Items from a figure collection:
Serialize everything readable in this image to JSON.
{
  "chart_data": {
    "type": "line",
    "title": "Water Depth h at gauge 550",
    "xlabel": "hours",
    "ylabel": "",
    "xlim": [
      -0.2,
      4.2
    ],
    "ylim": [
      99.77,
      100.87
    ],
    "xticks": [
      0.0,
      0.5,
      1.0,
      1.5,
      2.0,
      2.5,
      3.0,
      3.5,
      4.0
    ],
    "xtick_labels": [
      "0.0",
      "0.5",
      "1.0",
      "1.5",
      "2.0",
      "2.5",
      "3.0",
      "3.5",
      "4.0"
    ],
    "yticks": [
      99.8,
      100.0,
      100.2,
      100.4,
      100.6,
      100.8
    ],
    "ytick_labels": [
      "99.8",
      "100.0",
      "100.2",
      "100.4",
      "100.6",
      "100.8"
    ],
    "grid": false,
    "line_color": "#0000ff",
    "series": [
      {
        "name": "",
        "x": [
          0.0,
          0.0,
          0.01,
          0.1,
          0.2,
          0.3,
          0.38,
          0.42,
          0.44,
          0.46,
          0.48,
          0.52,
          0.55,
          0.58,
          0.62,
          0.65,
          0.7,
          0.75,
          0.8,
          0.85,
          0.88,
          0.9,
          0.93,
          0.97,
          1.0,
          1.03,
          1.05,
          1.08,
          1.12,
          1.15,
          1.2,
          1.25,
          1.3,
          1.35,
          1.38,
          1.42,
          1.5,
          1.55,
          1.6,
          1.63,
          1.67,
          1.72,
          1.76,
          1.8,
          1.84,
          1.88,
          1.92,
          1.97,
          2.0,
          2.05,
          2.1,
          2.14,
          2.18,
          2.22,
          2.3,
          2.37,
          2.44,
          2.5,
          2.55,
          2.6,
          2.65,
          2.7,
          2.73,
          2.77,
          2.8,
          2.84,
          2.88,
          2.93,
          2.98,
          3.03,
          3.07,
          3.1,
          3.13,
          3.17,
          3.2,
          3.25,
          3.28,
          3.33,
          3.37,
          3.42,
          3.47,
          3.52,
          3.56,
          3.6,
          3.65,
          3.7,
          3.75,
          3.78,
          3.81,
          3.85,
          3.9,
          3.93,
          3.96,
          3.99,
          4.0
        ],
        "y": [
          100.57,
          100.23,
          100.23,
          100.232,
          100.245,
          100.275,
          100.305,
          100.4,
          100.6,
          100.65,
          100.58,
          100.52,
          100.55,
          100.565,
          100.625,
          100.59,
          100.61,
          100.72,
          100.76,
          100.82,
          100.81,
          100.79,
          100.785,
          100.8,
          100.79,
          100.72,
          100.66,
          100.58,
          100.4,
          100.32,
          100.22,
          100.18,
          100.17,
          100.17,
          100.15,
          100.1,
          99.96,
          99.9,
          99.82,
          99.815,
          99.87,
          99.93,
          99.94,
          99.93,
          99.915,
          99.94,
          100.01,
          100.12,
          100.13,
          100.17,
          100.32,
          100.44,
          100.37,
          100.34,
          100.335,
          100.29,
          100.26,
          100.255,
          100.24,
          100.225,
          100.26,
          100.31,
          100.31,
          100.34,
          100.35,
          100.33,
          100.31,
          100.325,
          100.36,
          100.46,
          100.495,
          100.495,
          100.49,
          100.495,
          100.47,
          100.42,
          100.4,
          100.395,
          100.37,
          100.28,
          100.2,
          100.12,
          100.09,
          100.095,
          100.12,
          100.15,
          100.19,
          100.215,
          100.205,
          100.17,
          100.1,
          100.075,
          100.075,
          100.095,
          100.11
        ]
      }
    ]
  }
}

Task details - Each record above must be given again exactly.

Correct answer -
Serialize everything readable in this image to JSON.
{
  "chart_data": {
    "type": "line",
    "title": "Water Depth h at gauge 550",
    "xlabel": "hours",
    "ylabel": "",
    "xlim": [
      -0.2,
      4.2
    ],
    "ylim": [
      99.77,
      100.87
    ],
    "xticks": [
      0.0,
      0.5,
      1.0,
      1.5,
      2.0,
      2.5,
      3.0,
      3.5,
      4.0
    ],
    "xtick_labels": [
      "0.0",
      "0.5",
      "1.0",
      "1.5",
      "2.0",
      "2.5",
      "3.0",
      "3.5",
      "4.0"
    ],
    "yticks": [
      99.8,
      100.0,
      100.2,
      100.4,
      100.6,
      100.8
    ],
    "ytick_labels": [
      "99.8",
      "100.0",
      "100.2",
      "100.4",
      "100.6",
      "100.8"
    ],
    "grid": false,
    "line_color": "#0000ff",
    "series": [
      {
        "name": "",
        "x": [
          0.0,
          0.0,
          0.01,
          0.1,
          0.2,
          0.3,
          0.38,
          0.42,
          0.44,
          0.46,
          0.48,
          0.52,
          0.55,
          0.58,
          0.62,
          0.65,
          0.7,
          0.75,
          0.8,
          0.85,
          0.88,
          0.9,
          0.93,
          0.97,
          1.0,
          1.03,
          1.05,
          1.08,
          1.12,
          1.15,
          1.2,
          1.25,
          1.3,
          1.35,
          1.38,
          1.42,
          1.5,
          1.55,
          1.6,
          1.63,
          1.67,
          1.72,
          1.76,
          1.8,
          1.84,
          1.88,
          1.92,
          1.97,
          2.0,
          2.05,
          2.1,
          2.14,
          2.18,
          2.22,
          2.3,
          2.37,
          2.44,
          2.5,
          2.55,
          2.6,
          2.65,
          2.7,
          2.73,
          2.77,
          2.8,
          2.84,
          2.88,
          2.93,
          2.98,
          3.03,
          3.07,
          3.1,
          3.13,
          3.17,
          3.2,
          3.25,
          3.28,
          3.33,
          3.37,
          3.42,
          3.47,
          3.52,
          3.56,
          3.6,
          3.65,
          3.7,
          3.75,
          3.78,
          3.81,
          3.85,
          3.9,
          3.93,
          3.96,
          3.99,
          4.0
        ],
        "y": [
          100.57,
          100.23,
          100.23,
          100.232,
          100.245,
          100.275,
          100.305,
          100.4,
          100.6,
          100.65,
          100.58,
          100.52,
          100.55,
          100.565,
          100.625,
          100.59,
          100.61,
          100.72,
          100.76,
          100.82,
          100.81,
          100.79,
          100.785,
          100.8,
          100.79,
          100.72,
          100.66,
          100.58,
          100.4,
          100.32,
          100.22,
          100.18,
          100.17,
          100.17,
          100.15,
          100.1,
          99.96,
          99.9,
          99.82,
          99.815,
          99.87,
          99.93,
          99.94,
          99.93,
          99.915,
          99.94,
          100.01,
          100.12,
          100.13,
          100.17,
          100.32,
          100.44,
          100.37,
          100.34,
          100.335,
          100.29,
          100.26,
          100.255,
          100.24,
          100.225,
          100.26,
          100.31,
          100.31,
          100.34,
          100.35,
          100.33,
          100.31,
          100.325,
          100.36,
          100.46,
          100.495,
          100.495,
          100.49,
          100.495,
          100.47,
          100.42,
          100.4,
          100.395,
          100.37,
          100.28,
          100.2,
          100.12,
          100.09,
          100.095,
          100.12,
          100.15,
          100.19,
          100.215,
          100.205,
          100.17,
          100.1,
          100.075,
          100.075,
          100.095,
          100.11
        ]
      }
    ]
  }
}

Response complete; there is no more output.